Data extracted from a collection
"""
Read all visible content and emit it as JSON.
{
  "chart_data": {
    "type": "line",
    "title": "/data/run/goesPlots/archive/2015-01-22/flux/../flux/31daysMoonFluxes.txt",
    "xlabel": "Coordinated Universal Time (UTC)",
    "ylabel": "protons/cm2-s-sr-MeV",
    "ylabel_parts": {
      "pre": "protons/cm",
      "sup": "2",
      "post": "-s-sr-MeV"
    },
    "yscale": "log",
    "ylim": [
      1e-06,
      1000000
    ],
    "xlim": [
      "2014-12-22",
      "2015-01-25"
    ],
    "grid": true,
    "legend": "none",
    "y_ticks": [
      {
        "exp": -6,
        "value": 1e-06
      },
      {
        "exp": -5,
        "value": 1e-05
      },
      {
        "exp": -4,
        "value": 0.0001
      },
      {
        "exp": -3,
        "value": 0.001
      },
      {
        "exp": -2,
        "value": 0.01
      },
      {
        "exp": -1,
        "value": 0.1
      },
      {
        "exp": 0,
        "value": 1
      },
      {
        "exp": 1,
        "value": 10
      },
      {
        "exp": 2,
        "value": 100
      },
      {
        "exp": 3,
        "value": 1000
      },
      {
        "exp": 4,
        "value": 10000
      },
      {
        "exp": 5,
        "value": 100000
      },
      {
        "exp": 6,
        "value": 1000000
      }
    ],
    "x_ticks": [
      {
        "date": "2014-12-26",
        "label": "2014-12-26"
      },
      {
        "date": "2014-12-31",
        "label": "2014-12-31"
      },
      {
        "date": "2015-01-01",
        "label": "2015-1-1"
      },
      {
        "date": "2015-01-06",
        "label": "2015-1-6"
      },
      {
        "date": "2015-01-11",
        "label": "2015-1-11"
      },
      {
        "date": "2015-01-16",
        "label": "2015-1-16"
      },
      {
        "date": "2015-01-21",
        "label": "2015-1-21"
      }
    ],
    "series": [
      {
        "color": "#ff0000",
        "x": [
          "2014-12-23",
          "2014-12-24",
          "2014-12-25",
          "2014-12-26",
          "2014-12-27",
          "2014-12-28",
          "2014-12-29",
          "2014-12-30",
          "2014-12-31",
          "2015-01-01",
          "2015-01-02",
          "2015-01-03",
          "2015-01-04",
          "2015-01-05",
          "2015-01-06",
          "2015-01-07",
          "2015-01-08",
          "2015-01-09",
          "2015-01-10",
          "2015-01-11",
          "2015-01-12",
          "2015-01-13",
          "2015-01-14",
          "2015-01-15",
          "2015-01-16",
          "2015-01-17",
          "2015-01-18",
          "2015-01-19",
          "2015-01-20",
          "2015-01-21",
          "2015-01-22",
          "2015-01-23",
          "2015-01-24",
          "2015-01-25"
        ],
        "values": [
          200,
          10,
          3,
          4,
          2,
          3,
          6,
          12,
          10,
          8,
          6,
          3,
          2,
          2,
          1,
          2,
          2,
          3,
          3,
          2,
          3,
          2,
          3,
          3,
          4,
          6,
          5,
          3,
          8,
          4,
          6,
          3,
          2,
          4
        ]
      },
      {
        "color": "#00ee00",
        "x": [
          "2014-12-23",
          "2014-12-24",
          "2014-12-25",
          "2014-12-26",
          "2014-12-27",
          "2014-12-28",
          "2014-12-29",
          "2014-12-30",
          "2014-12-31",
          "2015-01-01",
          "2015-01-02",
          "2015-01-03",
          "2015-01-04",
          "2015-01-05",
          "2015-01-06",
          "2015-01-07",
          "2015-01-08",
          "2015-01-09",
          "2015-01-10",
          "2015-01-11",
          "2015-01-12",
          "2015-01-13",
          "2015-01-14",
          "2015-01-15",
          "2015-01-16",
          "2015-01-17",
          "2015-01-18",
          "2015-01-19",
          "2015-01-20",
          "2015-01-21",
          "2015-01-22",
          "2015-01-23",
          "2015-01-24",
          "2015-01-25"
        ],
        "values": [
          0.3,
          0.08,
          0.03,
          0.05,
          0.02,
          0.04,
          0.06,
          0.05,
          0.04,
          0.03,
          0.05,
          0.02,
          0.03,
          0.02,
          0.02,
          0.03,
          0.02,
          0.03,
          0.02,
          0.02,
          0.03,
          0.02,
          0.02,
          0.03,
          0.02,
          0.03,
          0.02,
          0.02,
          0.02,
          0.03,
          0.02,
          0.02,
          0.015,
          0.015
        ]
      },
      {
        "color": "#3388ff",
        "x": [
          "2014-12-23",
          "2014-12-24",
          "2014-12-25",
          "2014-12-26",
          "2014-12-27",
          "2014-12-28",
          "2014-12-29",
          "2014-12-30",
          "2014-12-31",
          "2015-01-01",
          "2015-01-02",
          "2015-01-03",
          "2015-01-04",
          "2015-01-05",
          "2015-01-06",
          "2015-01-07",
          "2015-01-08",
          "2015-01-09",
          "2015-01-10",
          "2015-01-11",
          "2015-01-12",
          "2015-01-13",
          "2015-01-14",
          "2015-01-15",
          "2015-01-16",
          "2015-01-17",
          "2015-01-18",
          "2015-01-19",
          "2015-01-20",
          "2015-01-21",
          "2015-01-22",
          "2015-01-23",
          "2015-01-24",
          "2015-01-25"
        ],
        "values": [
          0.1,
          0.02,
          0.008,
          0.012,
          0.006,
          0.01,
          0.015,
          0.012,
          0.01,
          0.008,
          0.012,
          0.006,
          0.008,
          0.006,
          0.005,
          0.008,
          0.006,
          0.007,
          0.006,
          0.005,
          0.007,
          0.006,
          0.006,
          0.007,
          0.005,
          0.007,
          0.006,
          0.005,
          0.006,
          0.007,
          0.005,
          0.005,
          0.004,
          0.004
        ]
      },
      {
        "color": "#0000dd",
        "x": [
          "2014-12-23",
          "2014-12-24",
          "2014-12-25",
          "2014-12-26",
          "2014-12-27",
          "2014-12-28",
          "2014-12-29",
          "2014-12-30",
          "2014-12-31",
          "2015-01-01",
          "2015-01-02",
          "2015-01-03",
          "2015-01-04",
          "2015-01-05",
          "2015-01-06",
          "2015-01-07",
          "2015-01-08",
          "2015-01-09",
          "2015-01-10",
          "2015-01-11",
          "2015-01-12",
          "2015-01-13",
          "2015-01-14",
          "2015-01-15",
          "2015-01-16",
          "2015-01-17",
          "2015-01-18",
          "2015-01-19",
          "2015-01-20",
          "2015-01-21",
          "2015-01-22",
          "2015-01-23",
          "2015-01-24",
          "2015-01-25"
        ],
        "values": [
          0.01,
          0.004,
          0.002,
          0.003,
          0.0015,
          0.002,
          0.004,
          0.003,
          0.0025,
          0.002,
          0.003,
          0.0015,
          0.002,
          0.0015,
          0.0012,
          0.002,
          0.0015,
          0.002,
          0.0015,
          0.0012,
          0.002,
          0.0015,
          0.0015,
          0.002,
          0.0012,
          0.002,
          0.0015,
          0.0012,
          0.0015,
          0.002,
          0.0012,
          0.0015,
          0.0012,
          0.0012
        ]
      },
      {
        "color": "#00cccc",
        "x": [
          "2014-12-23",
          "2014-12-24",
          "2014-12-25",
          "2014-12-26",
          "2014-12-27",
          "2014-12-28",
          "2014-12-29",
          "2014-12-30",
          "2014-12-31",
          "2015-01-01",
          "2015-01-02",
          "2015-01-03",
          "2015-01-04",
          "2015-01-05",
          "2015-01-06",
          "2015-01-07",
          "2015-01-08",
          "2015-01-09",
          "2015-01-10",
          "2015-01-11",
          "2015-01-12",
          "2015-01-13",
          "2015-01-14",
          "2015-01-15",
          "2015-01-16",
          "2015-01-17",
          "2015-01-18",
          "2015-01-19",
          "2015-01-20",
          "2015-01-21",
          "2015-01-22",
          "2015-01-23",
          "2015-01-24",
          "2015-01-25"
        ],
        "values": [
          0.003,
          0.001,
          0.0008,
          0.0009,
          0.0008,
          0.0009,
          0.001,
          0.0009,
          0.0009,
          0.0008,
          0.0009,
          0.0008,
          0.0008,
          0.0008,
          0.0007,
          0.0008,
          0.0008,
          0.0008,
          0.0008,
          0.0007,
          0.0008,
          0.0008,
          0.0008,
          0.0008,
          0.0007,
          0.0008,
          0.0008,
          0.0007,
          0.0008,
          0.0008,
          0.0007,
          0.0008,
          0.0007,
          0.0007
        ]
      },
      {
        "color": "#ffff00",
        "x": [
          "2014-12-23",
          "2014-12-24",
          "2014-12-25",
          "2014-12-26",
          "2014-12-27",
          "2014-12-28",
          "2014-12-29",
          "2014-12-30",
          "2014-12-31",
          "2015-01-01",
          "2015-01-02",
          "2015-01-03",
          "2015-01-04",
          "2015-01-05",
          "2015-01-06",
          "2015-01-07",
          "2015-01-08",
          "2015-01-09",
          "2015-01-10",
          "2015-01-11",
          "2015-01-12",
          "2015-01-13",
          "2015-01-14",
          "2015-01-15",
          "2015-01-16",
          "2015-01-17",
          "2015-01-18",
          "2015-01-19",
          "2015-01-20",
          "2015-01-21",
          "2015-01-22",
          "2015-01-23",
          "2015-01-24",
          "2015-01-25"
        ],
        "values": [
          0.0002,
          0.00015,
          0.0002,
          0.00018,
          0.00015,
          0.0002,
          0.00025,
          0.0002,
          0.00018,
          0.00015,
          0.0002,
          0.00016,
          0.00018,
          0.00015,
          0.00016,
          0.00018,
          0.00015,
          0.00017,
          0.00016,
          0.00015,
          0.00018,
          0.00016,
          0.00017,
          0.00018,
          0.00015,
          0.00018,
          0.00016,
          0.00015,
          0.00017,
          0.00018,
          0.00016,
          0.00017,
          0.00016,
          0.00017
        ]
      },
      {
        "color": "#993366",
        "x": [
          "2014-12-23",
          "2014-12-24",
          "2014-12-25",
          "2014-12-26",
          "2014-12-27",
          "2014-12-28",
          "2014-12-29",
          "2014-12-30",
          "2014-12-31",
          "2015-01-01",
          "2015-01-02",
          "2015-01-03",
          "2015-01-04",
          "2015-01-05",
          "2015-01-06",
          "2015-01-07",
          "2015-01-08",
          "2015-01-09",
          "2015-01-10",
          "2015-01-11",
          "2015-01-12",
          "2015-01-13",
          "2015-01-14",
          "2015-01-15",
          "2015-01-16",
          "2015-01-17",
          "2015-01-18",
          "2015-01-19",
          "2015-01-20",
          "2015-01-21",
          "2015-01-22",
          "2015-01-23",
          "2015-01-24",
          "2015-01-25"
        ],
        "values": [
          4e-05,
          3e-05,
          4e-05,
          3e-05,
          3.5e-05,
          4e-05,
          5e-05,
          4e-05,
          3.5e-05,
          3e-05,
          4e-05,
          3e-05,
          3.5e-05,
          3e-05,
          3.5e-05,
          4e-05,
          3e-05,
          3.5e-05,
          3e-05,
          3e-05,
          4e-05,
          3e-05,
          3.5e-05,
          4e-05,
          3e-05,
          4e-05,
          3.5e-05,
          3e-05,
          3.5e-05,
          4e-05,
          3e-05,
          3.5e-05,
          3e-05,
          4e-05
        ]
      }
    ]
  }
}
"""
"""
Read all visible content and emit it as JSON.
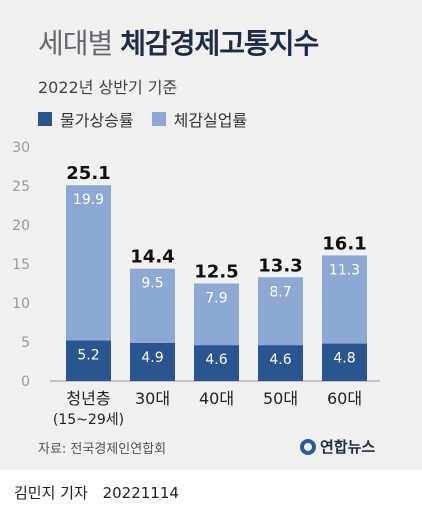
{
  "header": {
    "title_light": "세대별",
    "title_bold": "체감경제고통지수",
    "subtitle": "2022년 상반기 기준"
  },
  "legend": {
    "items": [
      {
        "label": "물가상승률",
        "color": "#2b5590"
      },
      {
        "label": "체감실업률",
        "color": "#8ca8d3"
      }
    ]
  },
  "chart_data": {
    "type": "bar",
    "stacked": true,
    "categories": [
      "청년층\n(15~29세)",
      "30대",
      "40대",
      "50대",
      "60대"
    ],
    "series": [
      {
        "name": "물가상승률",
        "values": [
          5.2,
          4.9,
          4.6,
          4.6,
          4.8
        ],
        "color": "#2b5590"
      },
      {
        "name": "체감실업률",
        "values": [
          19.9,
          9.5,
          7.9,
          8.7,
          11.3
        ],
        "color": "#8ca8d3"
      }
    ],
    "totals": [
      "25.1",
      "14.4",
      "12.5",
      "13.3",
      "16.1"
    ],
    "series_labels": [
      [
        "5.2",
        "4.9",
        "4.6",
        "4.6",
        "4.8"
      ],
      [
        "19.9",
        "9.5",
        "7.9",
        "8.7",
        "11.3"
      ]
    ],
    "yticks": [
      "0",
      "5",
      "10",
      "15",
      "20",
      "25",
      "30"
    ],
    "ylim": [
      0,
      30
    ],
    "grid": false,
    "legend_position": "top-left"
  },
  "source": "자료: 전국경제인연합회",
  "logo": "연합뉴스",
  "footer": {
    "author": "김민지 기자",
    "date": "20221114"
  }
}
"""
**TASK INSTRUCTIONS:** Look through the material above. Copy each line where the word "color" appears.

**RESPONSE FOR THIS EXERCISE:**
        "color": "#ff0000",
        "color": "#00ee00",
        "color": "#3388ff",
        "color": "#0000dd",
        "color": "#00cccc",
        "color": "#ffff00",
        "color": "#993366",
        "color": "#2b5590"
        "color": "#8ca8d3"
        "color": "#2b5590"
        "color": "#8ca8d3"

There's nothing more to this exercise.